#### DOCUMENT PASSAGE
SPECIAL SESSIONS

 

Special Session 2: Distributed Large Language Model Training/Inference Systems over Edge Networks

Flyer Download

The deployment and training of Large Language Models (LLMs) over edge networks introduce substantial challenges, including constrained resources, heterogeneous infrastructures, and stringent latency constraints. This Special Session solicits research contributions on distributed systems and optimization techniques for resource-efficient LLM inference and convergence-aware LLM training in edge computing environments. Two core technical thrusts include:
(1) Inference deployment resource optimization, encompassing expert selection and placement, token-aware routing, memory- and bandwidth-constrained scheduling, KV-cache management, and SLO-compliant serving strategies across distributed edge nodes;
(2) Training convergence optimization, including communication-efficient gradient synchronization, sparsity-aware update mechanisms, adaptive parallelism strategies (e.g., MoE), and convergence acceleration under limited communication bandwidth.

 

Topics of interest include but are not limited to:
– Joint computation–communication–energy co-optimization;
– Model partitioning and orchestration across edge–cloud hierarchies;
– Federated or hierarchical training with provable convergence guarantees;
– System frameworks for scalable, low-latency LLM inference.
The session welcomes both theoretical results and system-level designs, particularly those validated on realistic edge platforms or standardized LLM benchmarks.

#### RECORDED DATA
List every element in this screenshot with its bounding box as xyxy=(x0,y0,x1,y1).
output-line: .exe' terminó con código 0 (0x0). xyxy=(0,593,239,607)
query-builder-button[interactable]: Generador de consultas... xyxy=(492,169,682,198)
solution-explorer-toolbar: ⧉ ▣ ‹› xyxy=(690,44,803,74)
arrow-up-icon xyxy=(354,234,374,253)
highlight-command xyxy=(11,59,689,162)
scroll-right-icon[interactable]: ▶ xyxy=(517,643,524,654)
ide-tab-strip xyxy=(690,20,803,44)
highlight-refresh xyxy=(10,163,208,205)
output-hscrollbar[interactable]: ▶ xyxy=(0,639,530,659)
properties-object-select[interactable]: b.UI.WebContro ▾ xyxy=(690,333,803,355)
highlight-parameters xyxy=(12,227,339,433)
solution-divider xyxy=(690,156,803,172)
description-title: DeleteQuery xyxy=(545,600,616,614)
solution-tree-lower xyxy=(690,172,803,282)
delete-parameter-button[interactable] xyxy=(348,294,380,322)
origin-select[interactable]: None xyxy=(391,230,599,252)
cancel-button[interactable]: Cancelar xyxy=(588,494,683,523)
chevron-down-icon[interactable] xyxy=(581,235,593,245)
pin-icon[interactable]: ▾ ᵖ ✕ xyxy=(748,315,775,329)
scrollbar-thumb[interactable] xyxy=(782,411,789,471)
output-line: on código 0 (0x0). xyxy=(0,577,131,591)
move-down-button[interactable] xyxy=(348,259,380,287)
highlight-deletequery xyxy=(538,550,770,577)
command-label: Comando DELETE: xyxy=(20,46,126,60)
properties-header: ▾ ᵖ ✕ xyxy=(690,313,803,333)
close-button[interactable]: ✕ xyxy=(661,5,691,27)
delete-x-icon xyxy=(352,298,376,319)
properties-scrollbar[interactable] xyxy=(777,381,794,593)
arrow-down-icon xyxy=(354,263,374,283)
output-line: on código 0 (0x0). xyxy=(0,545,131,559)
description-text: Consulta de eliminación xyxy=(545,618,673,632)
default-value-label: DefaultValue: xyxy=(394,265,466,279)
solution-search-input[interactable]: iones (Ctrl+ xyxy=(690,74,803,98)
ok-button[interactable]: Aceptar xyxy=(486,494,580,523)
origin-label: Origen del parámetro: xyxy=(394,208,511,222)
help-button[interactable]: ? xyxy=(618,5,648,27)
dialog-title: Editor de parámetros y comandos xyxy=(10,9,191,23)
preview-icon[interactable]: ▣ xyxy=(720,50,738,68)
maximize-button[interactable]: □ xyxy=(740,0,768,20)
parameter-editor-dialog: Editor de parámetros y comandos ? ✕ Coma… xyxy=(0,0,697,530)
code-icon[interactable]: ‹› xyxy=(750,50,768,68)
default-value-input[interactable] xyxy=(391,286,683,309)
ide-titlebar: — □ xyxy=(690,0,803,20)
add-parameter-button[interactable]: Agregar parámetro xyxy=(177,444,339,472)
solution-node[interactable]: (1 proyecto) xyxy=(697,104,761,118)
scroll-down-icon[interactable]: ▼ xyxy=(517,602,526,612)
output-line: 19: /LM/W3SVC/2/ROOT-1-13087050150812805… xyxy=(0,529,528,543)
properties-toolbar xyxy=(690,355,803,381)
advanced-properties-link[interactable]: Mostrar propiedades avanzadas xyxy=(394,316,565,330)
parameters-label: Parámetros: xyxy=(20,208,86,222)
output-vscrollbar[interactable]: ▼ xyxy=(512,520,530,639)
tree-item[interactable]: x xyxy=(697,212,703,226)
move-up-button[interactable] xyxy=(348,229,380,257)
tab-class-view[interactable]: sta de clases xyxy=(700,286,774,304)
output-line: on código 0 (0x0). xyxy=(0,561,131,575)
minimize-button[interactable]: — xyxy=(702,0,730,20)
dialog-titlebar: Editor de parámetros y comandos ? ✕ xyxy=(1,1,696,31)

#### TASKS FOR THIS EXERCISE
a - In the special session call on edge LLM systems, retype the stretch from "Topics of interest" through "standardized LLM benchmarks.".
b - Sum up the special session call on edge LLM systems in two sentences.

#### SOLUTIONS BELOW
a -
Topics of interest include but are not limited to:
– Joint computation–communication–energy co-optimization;
– Model partitioning and orchestration across edge–cloud hierarchies;
– Federated or hierarchical training with provable convergence guarantees;
– System frameworks for scalable, low-latency LLM inference.
The session welcomes both theoretical results and system-level designs, particularly those validated on realistic edge platforms or standardized LLM benchmarks.

b - The special session seeks research on distributed systems and optimization techniques for resource-efficient LLM inference and convergence-aware LLM training over edge networks, where constrained resources, heterogeneous infrastructures, and stringent latency constraints pose substantial challenges. Its two core thrusts are inference deployment resource optimization and training convergence optimization, and it welcomes both theoretical results and system-level designs, particularly those validated on realistic edge platforms or standardized LLM benchmarks.